***** Dataset entries *****

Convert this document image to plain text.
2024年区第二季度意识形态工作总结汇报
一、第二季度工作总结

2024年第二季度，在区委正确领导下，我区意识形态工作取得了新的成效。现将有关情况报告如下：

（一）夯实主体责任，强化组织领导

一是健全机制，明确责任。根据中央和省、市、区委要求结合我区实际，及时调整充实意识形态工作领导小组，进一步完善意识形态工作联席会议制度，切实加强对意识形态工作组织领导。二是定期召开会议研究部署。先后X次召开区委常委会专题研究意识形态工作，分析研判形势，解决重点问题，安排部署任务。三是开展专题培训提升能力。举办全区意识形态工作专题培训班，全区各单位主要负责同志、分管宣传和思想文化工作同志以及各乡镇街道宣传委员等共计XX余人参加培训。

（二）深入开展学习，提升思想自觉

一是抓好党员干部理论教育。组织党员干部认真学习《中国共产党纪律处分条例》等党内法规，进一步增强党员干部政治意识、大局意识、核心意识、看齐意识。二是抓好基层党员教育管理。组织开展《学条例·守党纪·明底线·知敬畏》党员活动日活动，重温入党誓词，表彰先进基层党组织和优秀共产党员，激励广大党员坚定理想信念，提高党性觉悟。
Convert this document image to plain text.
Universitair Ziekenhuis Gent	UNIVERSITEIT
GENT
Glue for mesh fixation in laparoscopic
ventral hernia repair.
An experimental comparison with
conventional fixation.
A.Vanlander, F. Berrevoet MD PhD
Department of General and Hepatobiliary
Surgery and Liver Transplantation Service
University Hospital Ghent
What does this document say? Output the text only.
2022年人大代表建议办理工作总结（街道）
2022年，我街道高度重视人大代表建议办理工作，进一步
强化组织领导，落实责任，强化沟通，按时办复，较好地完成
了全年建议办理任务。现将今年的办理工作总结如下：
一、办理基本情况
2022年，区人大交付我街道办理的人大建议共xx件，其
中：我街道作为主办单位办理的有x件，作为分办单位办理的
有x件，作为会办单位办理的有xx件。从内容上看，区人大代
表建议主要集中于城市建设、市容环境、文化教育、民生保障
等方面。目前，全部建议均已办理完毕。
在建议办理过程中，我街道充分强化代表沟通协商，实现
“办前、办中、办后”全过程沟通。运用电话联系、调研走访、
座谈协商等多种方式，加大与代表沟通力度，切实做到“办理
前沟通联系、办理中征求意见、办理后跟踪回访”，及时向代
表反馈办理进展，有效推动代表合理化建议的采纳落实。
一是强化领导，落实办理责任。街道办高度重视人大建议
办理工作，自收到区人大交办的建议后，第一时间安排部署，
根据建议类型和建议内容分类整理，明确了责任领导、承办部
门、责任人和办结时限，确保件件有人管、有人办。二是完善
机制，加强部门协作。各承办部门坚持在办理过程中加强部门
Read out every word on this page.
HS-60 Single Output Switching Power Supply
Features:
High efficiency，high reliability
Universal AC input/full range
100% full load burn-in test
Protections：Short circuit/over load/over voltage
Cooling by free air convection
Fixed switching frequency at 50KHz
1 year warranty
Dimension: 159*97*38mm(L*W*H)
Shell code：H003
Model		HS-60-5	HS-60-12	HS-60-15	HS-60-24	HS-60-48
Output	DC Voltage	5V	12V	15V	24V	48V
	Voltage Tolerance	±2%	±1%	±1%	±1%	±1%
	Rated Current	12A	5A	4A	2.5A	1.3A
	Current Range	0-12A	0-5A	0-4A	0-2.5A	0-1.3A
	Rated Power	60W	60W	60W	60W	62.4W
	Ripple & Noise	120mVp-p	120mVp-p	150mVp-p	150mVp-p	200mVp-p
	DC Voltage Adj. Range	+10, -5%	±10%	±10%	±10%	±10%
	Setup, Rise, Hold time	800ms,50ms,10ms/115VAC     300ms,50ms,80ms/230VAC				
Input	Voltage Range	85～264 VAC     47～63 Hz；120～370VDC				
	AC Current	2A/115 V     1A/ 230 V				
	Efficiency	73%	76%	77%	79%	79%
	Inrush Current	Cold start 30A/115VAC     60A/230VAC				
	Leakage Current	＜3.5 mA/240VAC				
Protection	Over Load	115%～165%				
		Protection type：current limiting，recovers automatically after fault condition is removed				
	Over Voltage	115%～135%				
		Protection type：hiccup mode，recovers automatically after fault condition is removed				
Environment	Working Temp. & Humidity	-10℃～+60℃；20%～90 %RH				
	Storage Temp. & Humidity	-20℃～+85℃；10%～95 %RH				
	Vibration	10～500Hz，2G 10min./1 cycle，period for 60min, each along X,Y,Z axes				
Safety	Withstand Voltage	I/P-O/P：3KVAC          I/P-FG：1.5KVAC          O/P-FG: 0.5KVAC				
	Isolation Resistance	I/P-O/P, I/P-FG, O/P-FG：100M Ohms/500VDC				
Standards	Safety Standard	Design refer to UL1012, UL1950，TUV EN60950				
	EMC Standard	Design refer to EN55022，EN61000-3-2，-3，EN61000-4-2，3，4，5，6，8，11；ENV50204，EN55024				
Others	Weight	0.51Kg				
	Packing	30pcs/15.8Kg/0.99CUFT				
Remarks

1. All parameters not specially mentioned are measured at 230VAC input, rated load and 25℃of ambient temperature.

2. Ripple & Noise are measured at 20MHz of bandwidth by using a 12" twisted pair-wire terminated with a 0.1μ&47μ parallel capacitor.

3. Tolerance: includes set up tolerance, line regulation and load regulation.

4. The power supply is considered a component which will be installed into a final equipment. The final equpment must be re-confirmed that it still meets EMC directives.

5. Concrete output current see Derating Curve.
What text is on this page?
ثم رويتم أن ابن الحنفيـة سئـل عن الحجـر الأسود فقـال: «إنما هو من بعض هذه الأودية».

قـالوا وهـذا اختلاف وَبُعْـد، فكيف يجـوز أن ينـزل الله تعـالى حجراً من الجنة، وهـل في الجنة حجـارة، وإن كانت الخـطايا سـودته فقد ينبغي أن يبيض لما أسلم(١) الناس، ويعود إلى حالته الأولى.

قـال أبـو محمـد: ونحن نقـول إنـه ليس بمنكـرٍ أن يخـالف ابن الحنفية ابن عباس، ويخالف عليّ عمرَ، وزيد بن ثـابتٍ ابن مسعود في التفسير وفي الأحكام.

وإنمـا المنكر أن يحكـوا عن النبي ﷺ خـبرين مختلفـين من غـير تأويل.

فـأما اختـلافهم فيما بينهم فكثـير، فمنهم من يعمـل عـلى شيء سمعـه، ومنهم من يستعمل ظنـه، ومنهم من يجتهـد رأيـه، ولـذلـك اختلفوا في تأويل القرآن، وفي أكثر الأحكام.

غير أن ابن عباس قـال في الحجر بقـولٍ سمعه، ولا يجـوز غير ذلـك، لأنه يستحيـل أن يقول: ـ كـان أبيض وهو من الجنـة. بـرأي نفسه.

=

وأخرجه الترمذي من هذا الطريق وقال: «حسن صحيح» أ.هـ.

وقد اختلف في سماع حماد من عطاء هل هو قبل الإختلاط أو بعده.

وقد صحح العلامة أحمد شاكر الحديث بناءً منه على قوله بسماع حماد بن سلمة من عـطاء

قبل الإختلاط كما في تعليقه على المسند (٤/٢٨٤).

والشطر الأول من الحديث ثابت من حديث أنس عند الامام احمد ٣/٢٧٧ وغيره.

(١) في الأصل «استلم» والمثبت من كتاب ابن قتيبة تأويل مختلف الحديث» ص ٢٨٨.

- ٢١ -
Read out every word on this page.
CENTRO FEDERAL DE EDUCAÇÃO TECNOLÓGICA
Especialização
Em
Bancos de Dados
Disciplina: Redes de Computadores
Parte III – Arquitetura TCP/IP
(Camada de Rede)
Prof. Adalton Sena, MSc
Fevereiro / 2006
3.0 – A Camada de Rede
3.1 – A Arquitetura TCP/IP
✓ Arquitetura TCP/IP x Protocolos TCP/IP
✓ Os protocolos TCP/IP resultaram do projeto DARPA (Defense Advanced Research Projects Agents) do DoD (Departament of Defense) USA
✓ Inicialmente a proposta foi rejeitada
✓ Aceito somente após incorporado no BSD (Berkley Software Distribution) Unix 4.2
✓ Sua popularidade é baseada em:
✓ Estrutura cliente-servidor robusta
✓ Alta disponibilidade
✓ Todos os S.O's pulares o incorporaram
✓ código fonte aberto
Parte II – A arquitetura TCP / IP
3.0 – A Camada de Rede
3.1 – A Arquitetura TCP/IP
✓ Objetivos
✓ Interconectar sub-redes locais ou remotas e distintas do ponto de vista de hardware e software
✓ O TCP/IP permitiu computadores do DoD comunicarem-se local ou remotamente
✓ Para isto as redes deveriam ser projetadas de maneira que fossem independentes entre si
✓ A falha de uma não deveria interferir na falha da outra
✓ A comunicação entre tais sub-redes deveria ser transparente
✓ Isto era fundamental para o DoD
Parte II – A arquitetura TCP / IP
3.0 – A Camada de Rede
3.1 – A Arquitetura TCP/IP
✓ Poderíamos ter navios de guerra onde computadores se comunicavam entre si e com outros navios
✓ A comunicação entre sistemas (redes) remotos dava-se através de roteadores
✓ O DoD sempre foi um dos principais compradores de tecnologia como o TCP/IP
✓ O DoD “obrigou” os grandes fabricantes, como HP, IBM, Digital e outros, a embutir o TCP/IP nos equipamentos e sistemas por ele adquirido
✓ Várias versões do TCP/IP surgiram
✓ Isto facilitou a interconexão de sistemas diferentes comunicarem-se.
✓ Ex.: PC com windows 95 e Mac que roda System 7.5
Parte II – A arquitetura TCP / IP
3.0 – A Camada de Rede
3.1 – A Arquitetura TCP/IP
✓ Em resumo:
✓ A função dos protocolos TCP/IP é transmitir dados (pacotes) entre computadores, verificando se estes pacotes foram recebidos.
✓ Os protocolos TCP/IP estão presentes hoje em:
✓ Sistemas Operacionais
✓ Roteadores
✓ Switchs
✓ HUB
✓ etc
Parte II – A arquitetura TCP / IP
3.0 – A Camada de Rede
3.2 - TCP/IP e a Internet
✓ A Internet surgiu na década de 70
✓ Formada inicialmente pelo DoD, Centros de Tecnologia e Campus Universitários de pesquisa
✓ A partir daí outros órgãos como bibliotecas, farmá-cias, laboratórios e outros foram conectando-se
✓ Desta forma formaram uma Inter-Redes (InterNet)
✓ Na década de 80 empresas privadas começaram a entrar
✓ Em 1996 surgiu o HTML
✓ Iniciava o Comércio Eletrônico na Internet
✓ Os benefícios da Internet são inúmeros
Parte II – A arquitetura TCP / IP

*****

# Stated problem
Copy out every line that includes the word "after".

# Exercise result
		Protection type：current limiting，recovers automatically after fault condition is removed				
		Protection type：hiccup mode，recovers automatically after fault condition is removed				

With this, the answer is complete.